INFORMATION PROVIDED:

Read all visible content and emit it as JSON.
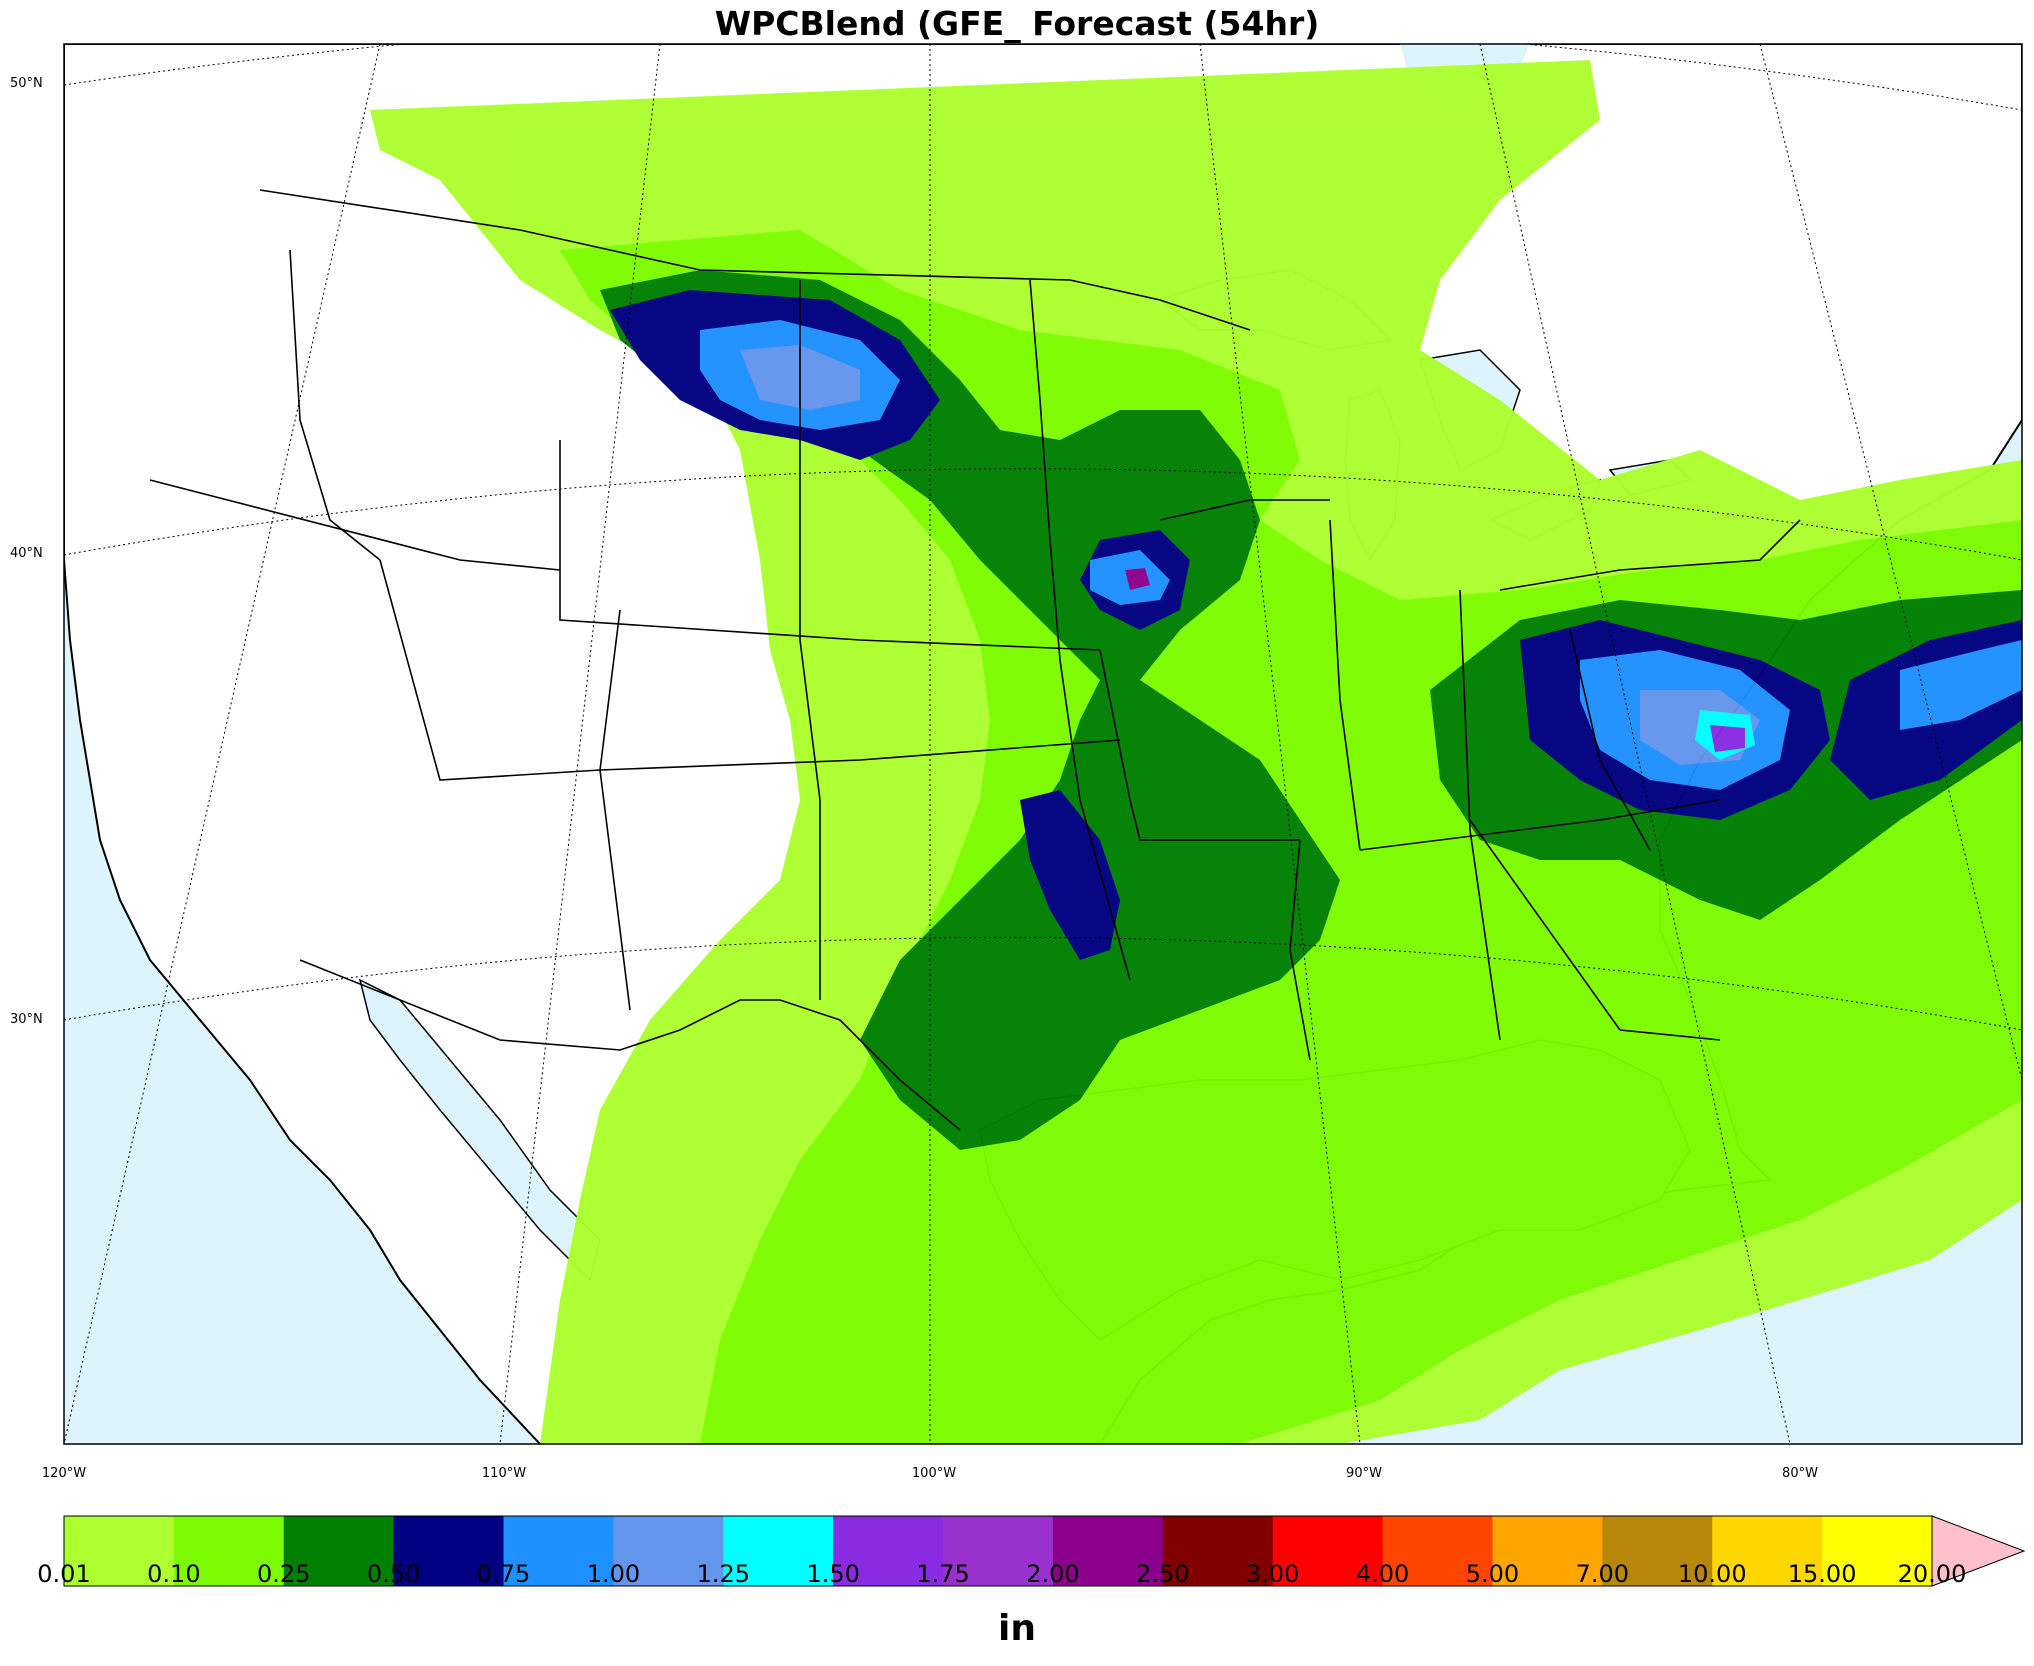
{
  "title": "WPCBlend (GFE_ Forecast (54hr)",
  "lat_labels": [
    {
      "text": "50°N",
      "lat": 50
    },
    {
      "text": "40°N",
      "lat": 40
    },
    {
      "text": "30°N",
      "lat": 30
    }
  ],
  "lon_labels": [
    {
      "text": "120°W",
      "lon": -120
    },
    {
      "text": "110°W",
      "lon": -110
    },
    {
      "text": "100°W",
      "lon": -100
    },
    {
      "text": "90°W",
      "lon": -90
    },
    {
      "text": "80°W",
      "lon": -80
    }
  ],
  "colorbar": {
    "units": "in",
    "ticks": [
      "0.01",
      "0.10",
      "0.25",
      "0.50",
      "0.75",
      "1.00",
      "1.25",
      "1.50",
      "1.75",
      "2.00",
      "2.50",
      "3.00",
      "4.00",
      "5.00",
      "7.00",
      "10.00",
      "15.00",
      "20.00"
    ],
    "colors": [
      "#adff2f",
      "#7cfc00",
      "#008000",
      "#000080",
      "#1e90ff",
      "#6495ed",
      "#00ffff",
      "#8a2be2",
      "#9932cc",
      "#8b008b",
      "#800000",
      "#ff0000",
      "#ff4500",
      "#ffa500",
      "#b8860b",
      "#ffd700",
      "#ffff00"
    ],
    "extend_color": "#ffc0cb"
  },
  "colors": {
    "ocean": "#def4fd",
    "land": "#ffffff"
  }
}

WHAT IS BEING ASKED:
Make a verbatim copy of all the entries and strip out the pictures.

SOLUTION FOR THIS TASK:
Read all visible content and emit it as JSON.
{
  "title": "WPCBlend (GFE_ Forecast (54hr)",
  "lat_labels": [
    {
      "text": "50°N",
      "lat": 50
    },
    {
      "text": "40°N",
      "lat": 40
    },
    {
      "text": "30°N",
      "lat": 30
    }
  ],
  "lon_labels": [
    {
      "text": "120°W",
      "lon": -120
    },
    {
      "text": "110°W",
      "lon": -110
    },
    {
      "text": "100°W",
      "lon": -100
    },
    {
      "text": "90°W",
      "lon": -90
    },
    {
      "text": "80°W",
      "lon": -80
    }
  ],
  "colorbar": {
    "units": "in",
    "ticks": [
      "0.01",
      "0.10",
      "0.25",
      "0.50",
      "0.75",
      "1.00",
      "1.25",
      "1.50",
      "1.75",
      "2.00",
      "2.50",
      "3.00",
      "4.00",
      "5.00",
      "7.00",
      "10.00",
      "15.00",
      "20.00"
    ],
    "colors": [
      "#adff2f",
      "#7cfc00",
      "#008000",
      "#000080",
      "#1e90ff",
      "#6495ed",
      "#00ffff",
      "#8a2be2",
      "#9932cc",
      "#8b008b",
      "#800000",
      "#ff0000",
      "#ff4500",
      "#ffa500",
      "#b8860b",
      "#ffd700",
      "#ffff00"
    ],
    "extend_color": "#ffc0cb"
  },
  "colors": {
    "ocean": "#def4fd",
    "land": "#ffffff"
  }
}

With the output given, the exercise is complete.